### Problem statement:
Copy each entry as it stands, leaving nothing out.

### Items:
"""

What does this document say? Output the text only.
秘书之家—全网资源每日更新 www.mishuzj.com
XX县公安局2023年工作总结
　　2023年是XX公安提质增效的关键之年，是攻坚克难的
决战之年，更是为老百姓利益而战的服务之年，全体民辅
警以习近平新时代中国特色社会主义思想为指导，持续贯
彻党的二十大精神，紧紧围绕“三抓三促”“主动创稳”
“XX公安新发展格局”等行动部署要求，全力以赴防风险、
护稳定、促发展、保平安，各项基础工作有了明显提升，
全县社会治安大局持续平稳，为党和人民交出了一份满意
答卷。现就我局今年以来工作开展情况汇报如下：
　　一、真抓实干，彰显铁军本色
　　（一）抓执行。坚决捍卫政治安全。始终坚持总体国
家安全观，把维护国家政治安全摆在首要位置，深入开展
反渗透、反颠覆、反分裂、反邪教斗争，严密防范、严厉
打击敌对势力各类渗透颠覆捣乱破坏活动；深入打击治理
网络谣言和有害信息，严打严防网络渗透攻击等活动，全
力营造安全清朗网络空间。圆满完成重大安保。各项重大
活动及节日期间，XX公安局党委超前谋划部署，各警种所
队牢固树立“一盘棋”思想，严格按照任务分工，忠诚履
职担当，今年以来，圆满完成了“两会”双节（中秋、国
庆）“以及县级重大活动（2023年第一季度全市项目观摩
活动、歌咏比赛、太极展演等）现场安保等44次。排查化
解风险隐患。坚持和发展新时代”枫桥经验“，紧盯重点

"""

### Answer to this task:
What does this document say? Output the text only.
秘书之家—全网资源每日更新 www.mishuzj.com
XX县公安局2023年工作总结
　　2023年是XX公安提质增效的关键之年，是攻坚克难的
决战之年，更是为老百姓利益而战的服务之年，全体民辅
警以习近平新时代中国特色社会主义思想为指导，持续贯
彻党的二十大精神，紧紧围绕“三抓三促”“主动创稳”
“XX公安新发展格局”等行动部署要求，全力以赴防风险、
护稳定、促发展、保平安，各项基础工作有了明显提升，
全县社会治安大局持续平稳，为党和人民交出了一份满意
答卷。现就我局今年以来工作开展情况汇报如下：
　　一、真抓实干，彰显铁军本色
　　（一）抓执行。坚决捍卫政治安全。始终坚持总体国
家安全观，把维护国家政治安全摆在首要位置，深入开展
反渗透、反颠覆、反分裂、反邪教斗争，严密防范、严厉
打击敌对势力各类渗透颠覆捣乱破坏活动；深入打击治理
网络谣言和有害信息，严打严防网络渗透攻击等活动，全
力营造安全清朗网络空间。圆满完成重大安保。各项重大
活动及节日期间，XX公安局党委超前谋划部署，各警种所
队牢固树立“一盘棋”思想，严格按照任务分工，忠诚履
职担当，今年以来，圆满完成了“两会”双节（中秋、国
庆）“以及县级重大活动（2023年第一季度全市项目观摩
活动、歌咏比赛、太极展演等）现场安保等44次。排查化
解风险隐患。坚持和发展新时代”枫桥经验“，紧盯重点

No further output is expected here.